PROVIDED INFORMATION |
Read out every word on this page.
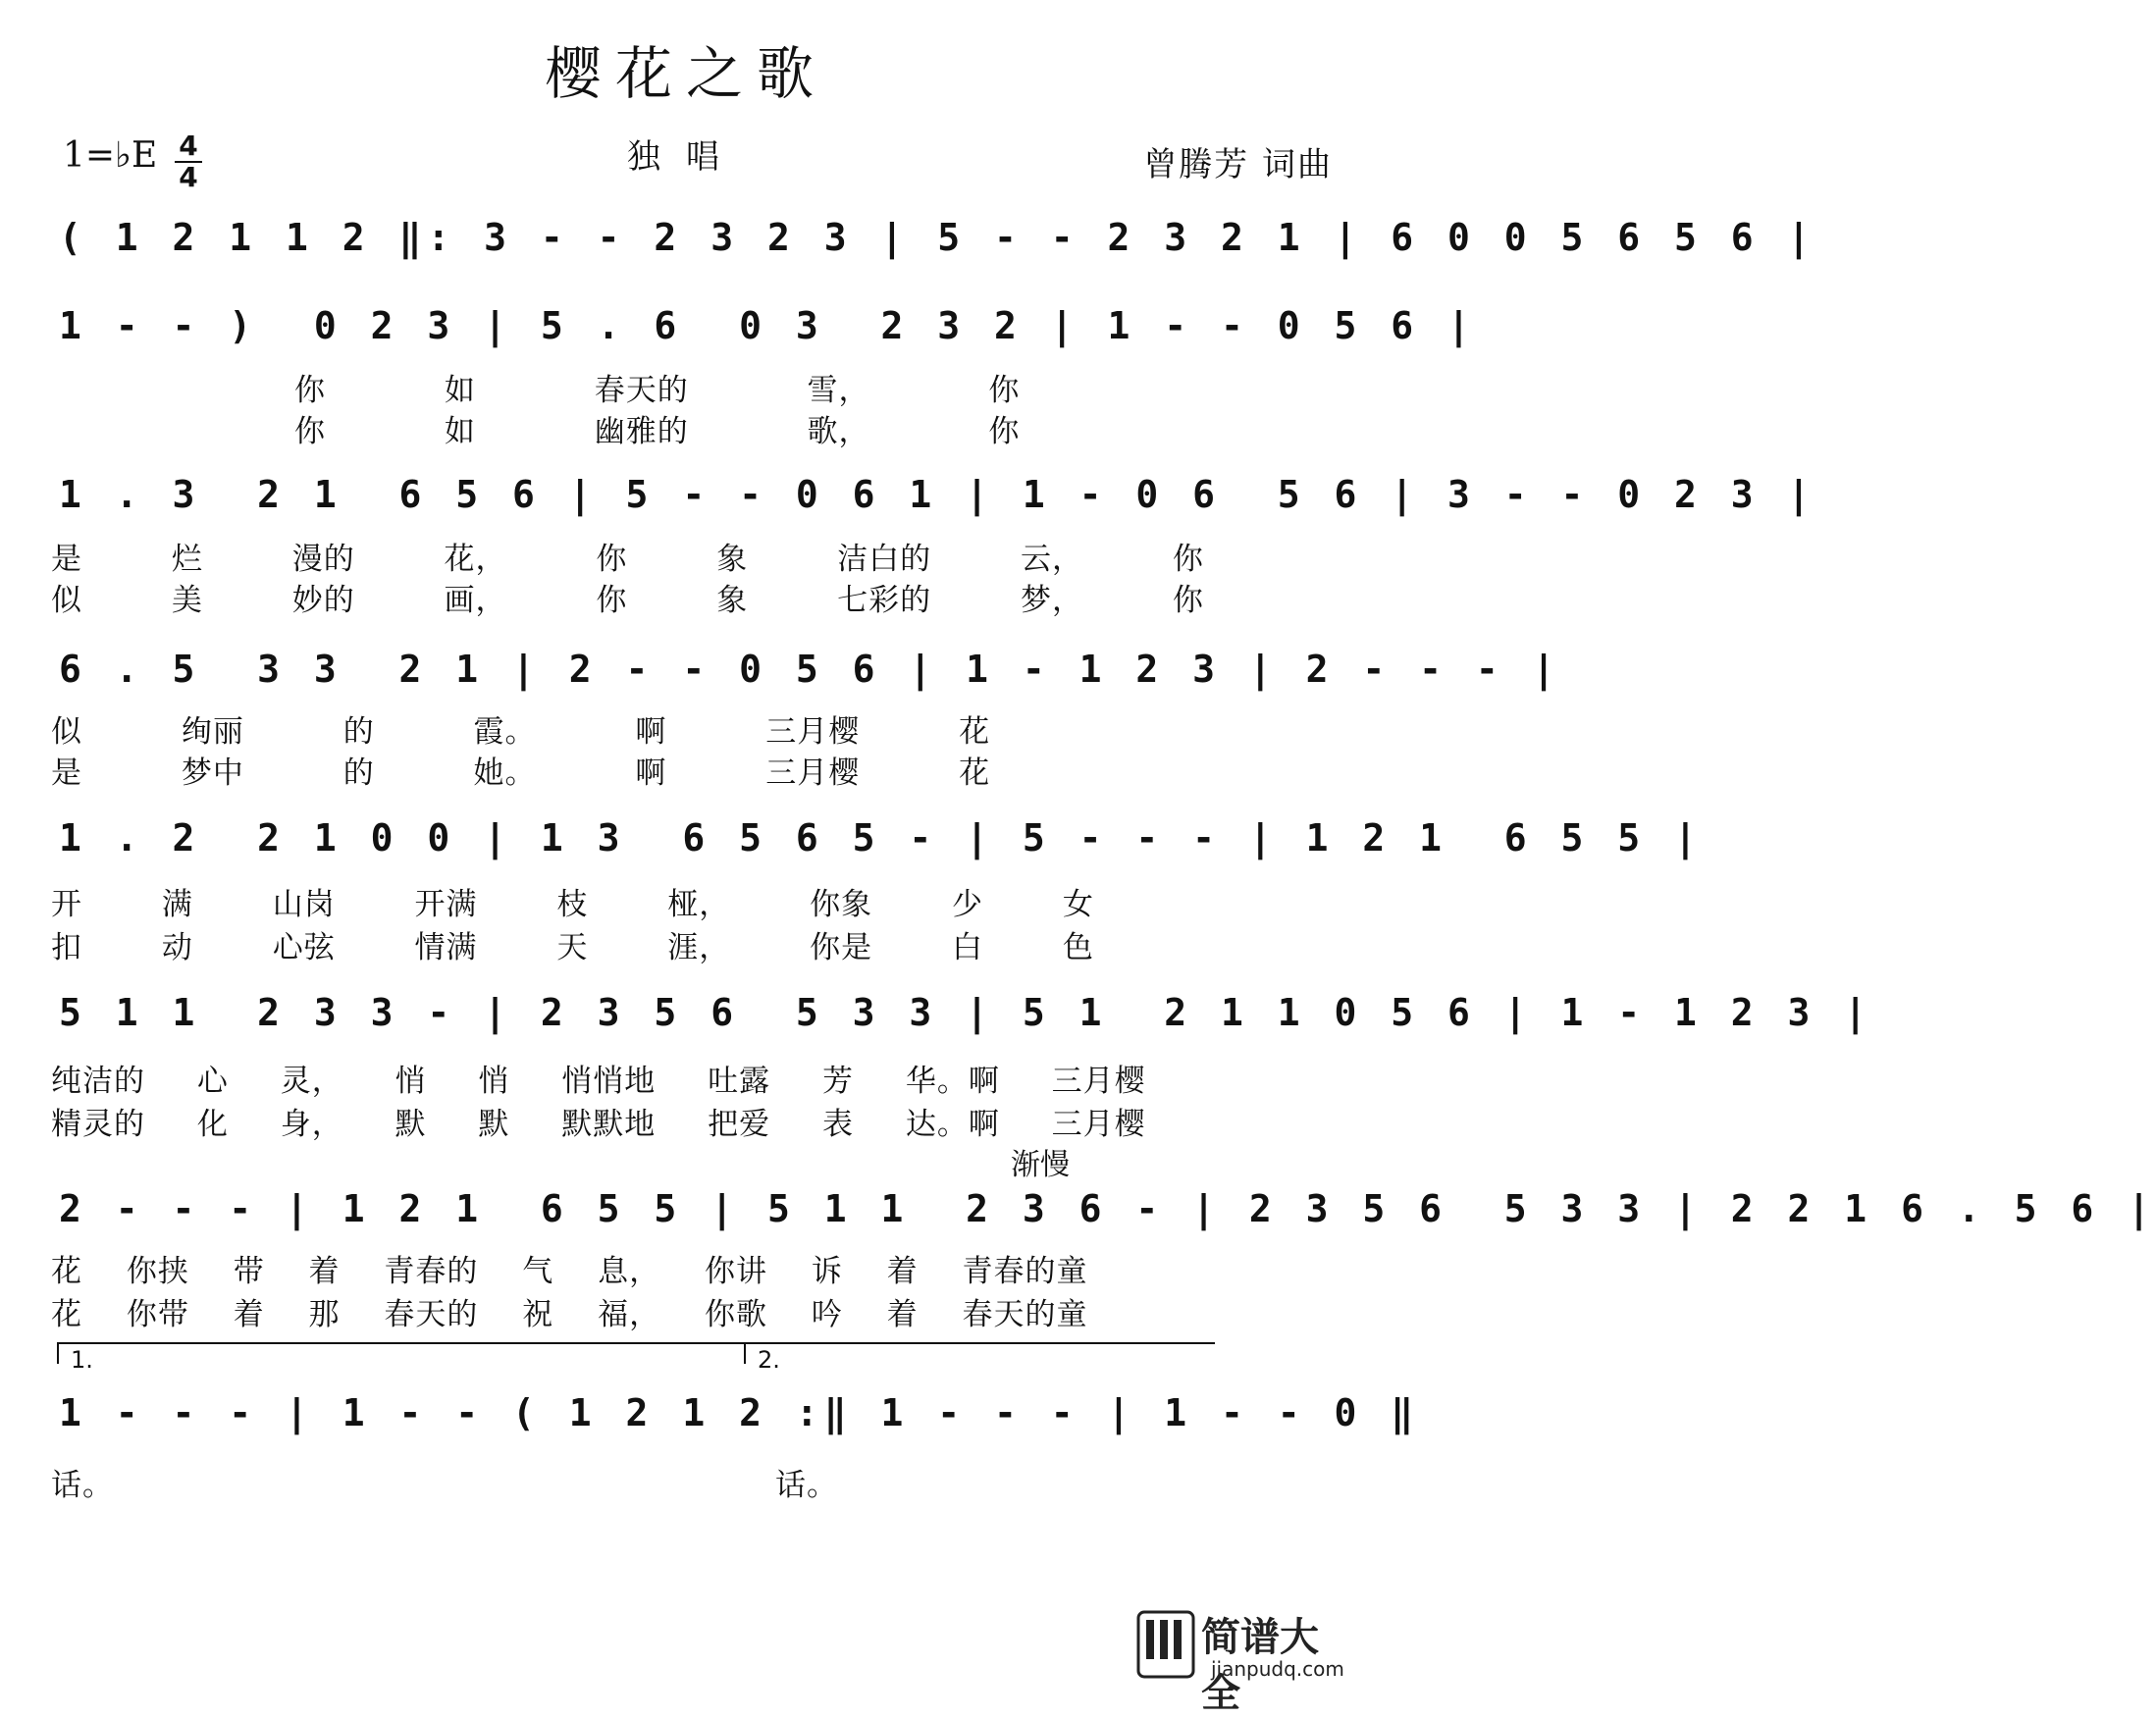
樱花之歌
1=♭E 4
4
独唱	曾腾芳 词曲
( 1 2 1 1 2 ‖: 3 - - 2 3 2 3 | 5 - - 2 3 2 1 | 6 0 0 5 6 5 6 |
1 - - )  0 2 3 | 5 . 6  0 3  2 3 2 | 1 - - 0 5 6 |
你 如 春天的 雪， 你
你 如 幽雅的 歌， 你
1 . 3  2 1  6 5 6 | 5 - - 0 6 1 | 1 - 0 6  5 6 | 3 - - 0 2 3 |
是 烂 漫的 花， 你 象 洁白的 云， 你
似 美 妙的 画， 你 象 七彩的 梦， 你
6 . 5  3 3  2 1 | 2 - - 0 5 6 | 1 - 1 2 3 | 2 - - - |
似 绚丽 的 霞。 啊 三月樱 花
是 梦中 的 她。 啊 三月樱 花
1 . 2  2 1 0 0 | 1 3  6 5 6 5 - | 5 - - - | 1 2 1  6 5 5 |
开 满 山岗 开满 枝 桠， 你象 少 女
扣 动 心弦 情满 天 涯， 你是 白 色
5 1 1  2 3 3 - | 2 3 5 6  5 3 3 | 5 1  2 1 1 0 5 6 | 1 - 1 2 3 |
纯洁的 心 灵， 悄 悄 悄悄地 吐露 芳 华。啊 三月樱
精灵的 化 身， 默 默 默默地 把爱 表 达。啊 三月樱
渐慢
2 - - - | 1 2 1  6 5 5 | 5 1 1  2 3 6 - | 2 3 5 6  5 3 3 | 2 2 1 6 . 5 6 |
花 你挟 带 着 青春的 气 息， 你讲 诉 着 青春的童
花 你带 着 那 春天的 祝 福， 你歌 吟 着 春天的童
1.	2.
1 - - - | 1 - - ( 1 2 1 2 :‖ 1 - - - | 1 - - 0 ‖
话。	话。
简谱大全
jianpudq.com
==
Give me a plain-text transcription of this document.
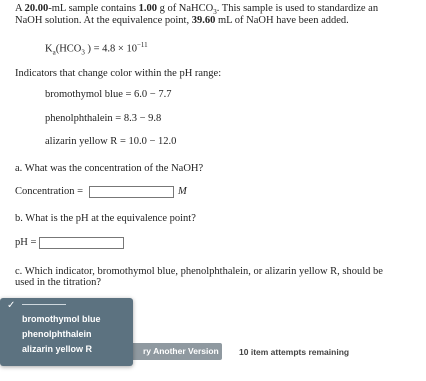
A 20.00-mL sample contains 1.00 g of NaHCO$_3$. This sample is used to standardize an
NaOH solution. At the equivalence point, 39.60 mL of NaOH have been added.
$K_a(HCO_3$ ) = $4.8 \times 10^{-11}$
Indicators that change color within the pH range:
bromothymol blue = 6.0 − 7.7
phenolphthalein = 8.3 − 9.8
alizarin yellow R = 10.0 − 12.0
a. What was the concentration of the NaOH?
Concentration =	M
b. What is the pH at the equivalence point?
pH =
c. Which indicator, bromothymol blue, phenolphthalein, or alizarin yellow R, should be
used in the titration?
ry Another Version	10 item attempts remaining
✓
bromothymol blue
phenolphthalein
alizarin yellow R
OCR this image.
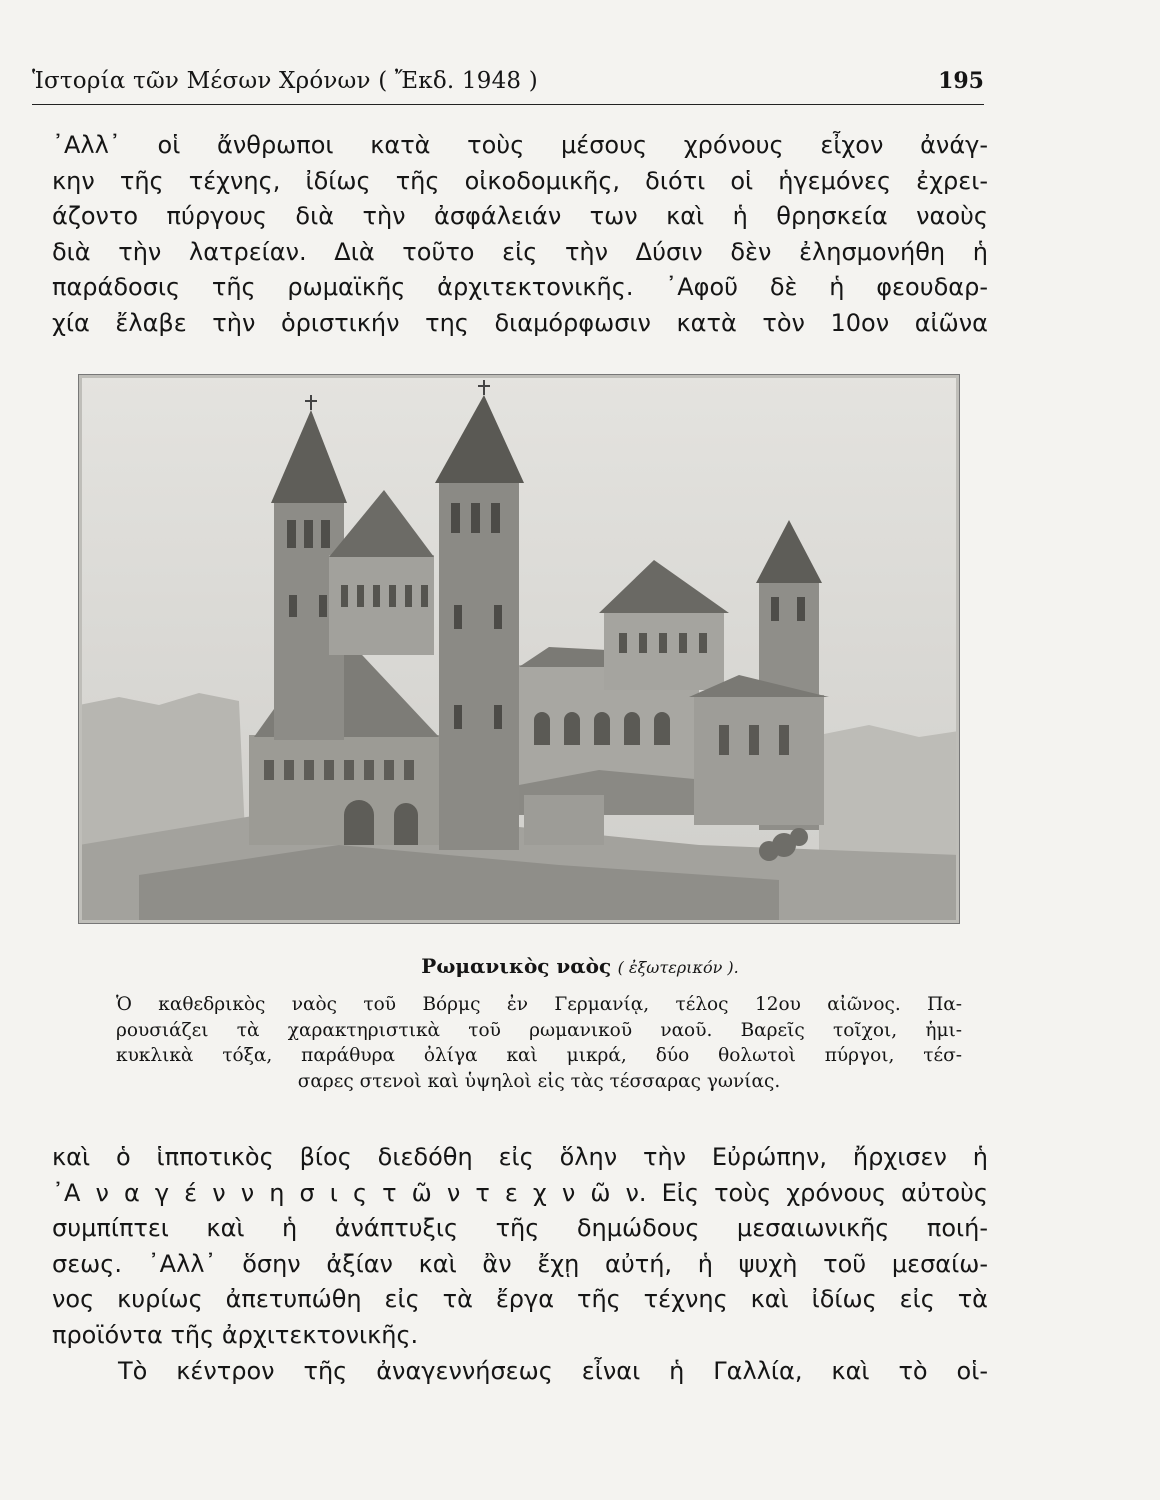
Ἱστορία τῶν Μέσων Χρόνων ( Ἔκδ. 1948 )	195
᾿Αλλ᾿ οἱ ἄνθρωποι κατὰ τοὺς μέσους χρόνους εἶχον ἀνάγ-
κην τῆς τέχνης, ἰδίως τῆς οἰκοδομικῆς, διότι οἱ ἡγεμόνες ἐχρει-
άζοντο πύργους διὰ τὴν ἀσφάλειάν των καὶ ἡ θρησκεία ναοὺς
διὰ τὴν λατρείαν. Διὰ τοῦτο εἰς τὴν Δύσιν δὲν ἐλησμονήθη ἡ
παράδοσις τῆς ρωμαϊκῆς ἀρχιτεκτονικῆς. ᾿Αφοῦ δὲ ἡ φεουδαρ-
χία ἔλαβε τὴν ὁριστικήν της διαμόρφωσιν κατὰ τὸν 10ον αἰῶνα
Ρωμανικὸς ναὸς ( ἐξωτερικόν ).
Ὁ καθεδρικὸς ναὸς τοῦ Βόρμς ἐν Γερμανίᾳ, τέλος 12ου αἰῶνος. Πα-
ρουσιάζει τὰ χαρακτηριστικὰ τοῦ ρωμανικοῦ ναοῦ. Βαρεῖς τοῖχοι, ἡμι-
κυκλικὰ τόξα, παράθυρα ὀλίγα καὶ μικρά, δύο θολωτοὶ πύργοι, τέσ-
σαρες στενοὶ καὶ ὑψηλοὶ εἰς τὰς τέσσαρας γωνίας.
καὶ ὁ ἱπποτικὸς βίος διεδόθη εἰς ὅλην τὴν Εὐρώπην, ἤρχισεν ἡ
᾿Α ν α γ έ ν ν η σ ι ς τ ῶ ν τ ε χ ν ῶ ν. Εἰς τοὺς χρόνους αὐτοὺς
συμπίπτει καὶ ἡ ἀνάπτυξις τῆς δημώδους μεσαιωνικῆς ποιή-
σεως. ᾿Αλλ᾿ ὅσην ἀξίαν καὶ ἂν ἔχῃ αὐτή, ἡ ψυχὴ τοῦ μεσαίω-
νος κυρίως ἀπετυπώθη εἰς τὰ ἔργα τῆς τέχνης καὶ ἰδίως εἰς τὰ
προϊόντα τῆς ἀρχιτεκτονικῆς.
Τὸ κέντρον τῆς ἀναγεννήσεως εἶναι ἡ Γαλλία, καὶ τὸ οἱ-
--
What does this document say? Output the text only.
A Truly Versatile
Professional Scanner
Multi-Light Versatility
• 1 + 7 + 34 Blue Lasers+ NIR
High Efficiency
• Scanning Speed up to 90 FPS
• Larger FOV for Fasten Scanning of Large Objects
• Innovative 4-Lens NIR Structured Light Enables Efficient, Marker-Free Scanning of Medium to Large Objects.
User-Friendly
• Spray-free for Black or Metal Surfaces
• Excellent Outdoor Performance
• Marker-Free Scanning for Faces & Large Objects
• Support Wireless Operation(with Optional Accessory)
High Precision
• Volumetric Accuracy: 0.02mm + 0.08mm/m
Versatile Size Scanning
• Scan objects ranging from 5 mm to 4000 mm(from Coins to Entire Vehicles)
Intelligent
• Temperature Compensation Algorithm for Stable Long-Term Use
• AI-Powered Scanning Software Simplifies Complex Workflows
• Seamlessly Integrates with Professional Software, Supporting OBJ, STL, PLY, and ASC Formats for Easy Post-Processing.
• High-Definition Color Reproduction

INSTRUCTIONS TO FOLLOW | Only lines with the string "Versatile" belong in your answer; copy each one.

WRITTEN ANSWER |
A Truly Versatile
Versatile Size Scanning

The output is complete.